TEXTAUSSCHNITT →
--------

Mir schräg gegenüber ein Punk in Lederkluft, an der Leine, zu seinen Füßen ein Husky.
Er fährt übers Wochenende nach Amstetten, besucht seine Oma.
Telefongespräch mit seinem Bruder:
„Hast du schon was für die Mama?
Was, du hast selber was gmacht.
Na, i werd irgendetwas kaufen. Blumen vielleicht und nu was Kleines dazu.
A Flasche Wein is gut und a ned so teuer.
Wast eh, entweder i kauf gar nichts oder de Wöd.
Ich hab ja meine Töpferscheibe nicht mehr,
Jo wast eh, das hab ich ja mal gelernt.
Dann könnt ich ihr eine Vase machen.
Weißt nimma, so wie ich mir mal die Handgranate gmacht hab.
Jo genau."
1 Kommentar:
Anonym hat gesagt…
Punks:
schräges Aussehen, doch oftmals sehr kreativ!
Faules herumlungern, aber ruhend als hätten si ale Zeit der Welt!
assozial, nichtsdestotrotz gesellschaftskritisch!
Auf den ersten Blick mögen Punks unangenehm auffallen. Ich denke an die Puks der Linzer Landstraße. Am schönsten Wochentag sind sie betrunken, und schlagen ihr LAger am Straßenrand auf!!!!!!!!!!!
Das gefällt mir gar nicht.
Betrachtet man sie genauer, haben sie etwas sehr anziehendes!

--------

(Einträge aus dem Datensatz)
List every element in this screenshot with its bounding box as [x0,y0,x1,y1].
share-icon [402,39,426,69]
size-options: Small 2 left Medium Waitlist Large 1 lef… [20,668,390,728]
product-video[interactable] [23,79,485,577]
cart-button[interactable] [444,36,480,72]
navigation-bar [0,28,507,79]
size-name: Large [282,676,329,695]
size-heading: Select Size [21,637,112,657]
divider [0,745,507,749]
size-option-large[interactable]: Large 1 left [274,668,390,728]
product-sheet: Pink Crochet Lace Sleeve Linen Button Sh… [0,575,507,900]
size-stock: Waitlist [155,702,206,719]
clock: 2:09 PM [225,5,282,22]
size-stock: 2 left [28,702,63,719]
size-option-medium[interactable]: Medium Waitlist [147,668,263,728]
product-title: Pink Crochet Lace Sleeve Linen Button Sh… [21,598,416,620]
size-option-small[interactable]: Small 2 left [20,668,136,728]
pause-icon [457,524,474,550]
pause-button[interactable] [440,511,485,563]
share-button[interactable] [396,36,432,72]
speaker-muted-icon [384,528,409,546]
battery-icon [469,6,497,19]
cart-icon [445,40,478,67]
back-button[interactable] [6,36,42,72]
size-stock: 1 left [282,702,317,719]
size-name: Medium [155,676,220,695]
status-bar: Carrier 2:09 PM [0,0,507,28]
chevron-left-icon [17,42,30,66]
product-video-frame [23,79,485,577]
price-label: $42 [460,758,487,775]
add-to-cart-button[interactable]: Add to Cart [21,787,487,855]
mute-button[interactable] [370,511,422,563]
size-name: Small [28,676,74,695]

--------

DEINE AUFGABE → Schreib den Textausschnitt neu, beginnend bei „Telefongespräch mit seinem“ und endend bei „Handgranate gmacht hab.“. Ersetze dabei „Vase“ durch „Schale“.

SCHRIFTLICHE ANTWORT →
Telefongespräch mit seinem Bruder:
„Hast du schon was für die Mama?
Was, du hast selber was gmacht.
Na, i werd irgendetwas kaufen. Blumen vielleicht und nu was Kleines dazu.
A Flasche Wein is gut und a ned so teuer.
Wast eh, entweder i kauf gar nichts oder de Wöd.
Ich hab ja meine Töpferscheibe nicht mehr,
Jo wast eh, das hab ich ja mal gelernt.
Dann könnt ich ihr eine Schale machen.
Weißt nimma, so wie ich mir mal die Handgranate gmacht hab.